## Given exercise
Make an exact copy of all the data.

## Data supplied

# # # #

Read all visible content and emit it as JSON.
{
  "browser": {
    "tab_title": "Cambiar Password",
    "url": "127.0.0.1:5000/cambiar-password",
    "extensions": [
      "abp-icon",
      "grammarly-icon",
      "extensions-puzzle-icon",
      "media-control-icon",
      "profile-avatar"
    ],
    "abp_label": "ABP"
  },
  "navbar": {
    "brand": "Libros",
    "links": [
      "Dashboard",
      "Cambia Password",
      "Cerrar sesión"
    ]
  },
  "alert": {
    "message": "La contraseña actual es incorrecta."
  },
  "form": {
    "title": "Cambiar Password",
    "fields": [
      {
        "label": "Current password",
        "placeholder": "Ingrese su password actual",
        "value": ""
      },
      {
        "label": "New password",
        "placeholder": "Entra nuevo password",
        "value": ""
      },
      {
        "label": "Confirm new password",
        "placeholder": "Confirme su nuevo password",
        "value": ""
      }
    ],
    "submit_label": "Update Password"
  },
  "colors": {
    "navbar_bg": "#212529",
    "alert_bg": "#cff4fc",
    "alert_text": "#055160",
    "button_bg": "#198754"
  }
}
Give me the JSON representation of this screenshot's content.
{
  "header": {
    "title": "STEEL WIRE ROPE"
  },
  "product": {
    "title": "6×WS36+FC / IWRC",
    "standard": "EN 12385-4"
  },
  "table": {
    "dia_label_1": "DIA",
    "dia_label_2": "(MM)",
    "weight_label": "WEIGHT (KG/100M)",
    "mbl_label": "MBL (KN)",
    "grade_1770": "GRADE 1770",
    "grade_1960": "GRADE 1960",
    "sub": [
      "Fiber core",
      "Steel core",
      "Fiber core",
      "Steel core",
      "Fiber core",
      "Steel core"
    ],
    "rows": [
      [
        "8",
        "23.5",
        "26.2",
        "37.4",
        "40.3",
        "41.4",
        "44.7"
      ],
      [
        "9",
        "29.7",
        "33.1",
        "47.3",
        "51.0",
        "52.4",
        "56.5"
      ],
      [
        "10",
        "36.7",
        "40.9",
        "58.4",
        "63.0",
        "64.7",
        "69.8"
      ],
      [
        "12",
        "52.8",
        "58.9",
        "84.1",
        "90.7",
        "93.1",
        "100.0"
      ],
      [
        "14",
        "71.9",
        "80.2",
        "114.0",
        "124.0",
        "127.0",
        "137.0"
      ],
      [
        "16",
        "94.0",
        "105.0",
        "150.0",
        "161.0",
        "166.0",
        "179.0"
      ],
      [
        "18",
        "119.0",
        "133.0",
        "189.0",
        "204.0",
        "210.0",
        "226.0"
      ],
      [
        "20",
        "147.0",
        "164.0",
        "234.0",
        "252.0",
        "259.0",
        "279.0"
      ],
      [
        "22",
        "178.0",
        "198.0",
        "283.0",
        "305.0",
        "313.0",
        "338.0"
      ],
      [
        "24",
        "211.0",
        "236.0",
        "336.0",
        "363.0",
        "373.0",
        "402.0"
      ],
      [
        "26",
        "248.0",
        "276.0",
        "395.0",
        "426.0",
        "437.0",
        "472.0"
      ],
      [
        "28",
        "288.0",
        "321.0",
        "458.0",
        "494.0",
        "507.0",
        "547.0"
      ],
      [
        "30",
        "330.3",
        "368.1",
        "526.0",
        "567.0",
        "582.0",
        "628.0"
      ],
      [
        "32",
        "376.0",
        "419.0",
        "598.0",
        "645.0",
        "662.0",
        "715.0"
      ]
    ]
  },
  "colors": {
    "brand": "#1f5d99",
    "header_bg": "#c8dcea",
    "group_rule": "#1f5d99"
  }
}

# # # #

## Result
Read all visible content and emit it as JSON.
{
  "browser": {
    "tab_title": "Cambiar Password",
    "url": "127.0.0.1:5000/cambiar-password",
    "extensions": [
      "abp-icon",
      "grammarly-icon",
      "extensions-puzzle-icon",
      "media-control-icon",
      "profile-avatar"
    ],
    "abp_label": "ABP"
  },
  "navbar": {
    "brand": "Libros",
    "links": [
      "Dashboard",
      "Cambia Password",
      "Cerrar sesión"
    ]
  },
  "alert": {
    "message": "La contraseña actual es incorrecta."
  },
  "form": {
    "title": "Cambiar Password",
    "fields": [
      {
        "label": "Current password",
        "placeholder": "Ingrese su password actual",
        "value": ""
      },
      {
        "label": "New password",
        "placeholder": "Entra nuevo password",
        "value": ""
      },
      {
        "label": "Confirm new password",
        "placeholder": "Confirme su nuevo password",
        "value": ""
      }
    ],
    "submit_label": "Update Password"
  },
  "colors": {
    "navbar_bg": "#212529",
    "alert_bg": "#cff4fc",
    "alert_text": "#055160",
    "button_bg": "#198754"
  }
}
Give me the JSON representation of this screenshot's content.
{
  "header": {
    "title": "STEEL WIRE ROPE"
  },
  "product": {
    "title": "6×WS36+FC / IWRC",
    "standard": "EN 12385-4"
  },
  "table": {
    "dia_label_1": "DIA",
    "dia_label_2": "(MM)",
    "weight_label": "WEIGHT (KG/100M)",
    "mbl_label": "MBL (KN)",
    "grade_1770": "GRADE 1770",
    "grade_1960": "GRADE 1960",
    "sub": [
      "Fiber core",
      "Steel core",
      "Fiber core",
      "Steel core",
      "Fiber core",
      "Steel core"
    ],
    "rows": [
      [
        "8",
        "23.5",
        "26.2",
        "37.4",
        "40.3",
        "41.4",
        "44.7"
      ],
      [
        "9",
        "29.7",
        "33.1",
        "47.3",
        "51.0",
        "52.4",
        "56.5"
      ],
      [
        "10",
        "36.7",
        "40.9",
        "58.4",
        "63.0",
        "64.7",
        "69.8"
      ],
      [
        "12",
        "52.8",
        "58.9",
        "84.1",
        "90.7",
        "93.1",
        "100.0"
      ],
      [
        "14",
        "71.9",
        "80.2",
        "114.0",
        "124.0",
        "127.0",
        "137.0"
      ],
      [
        "16",
        "94.0",
        "105.0",
        "150.0",
        "161.0",
        "166.0",
        "179.0"
      ],
      [
        "18",
        "119.0",
        "133.0",
        "189.0",
        "204.0",
        "210.0",
        "226.0"
      ],
      [
        "20",
        "147.0",
        "164.0",
        "234.0",
        "252.0",
        "259.0",
        "279.0"
      ],
      [
        "22",
        "178.0",
        "198.0",
        "283.0",
        "305.0",
        "313.0",
        "338.0"
      ],
      [
        "24",
        "211.0",
        "236.0",
        "336.0",
        "363.0",
        "373.0",
        "402.0"
      ],
      [
        "26",
        "248.0",
        "276.0",
        "395.0",
        "426.0",
        "437.0",
        "472.0"
      ],
      [
        "28",
        "288.0",
        "321.0",
        "458.0",
        "494.0",
        "507.0",
        "547.0"
      ],
      [
        "30",
        "330.3",
        "368.1",
        "526.0",
        "567.0",
        "582.0",
        "628.0"
      ],
      [
        "32",
        "376.0",
        "419.0",
        "598.0",
        "645.0",
        "662.0",
        "715.0"
      ]
    ]
  },
  "colors": {
    "brand": "#1f5d99",
    "header_bg": "#c8dcea",
    "group_rule": "#1f5d99"
  }
}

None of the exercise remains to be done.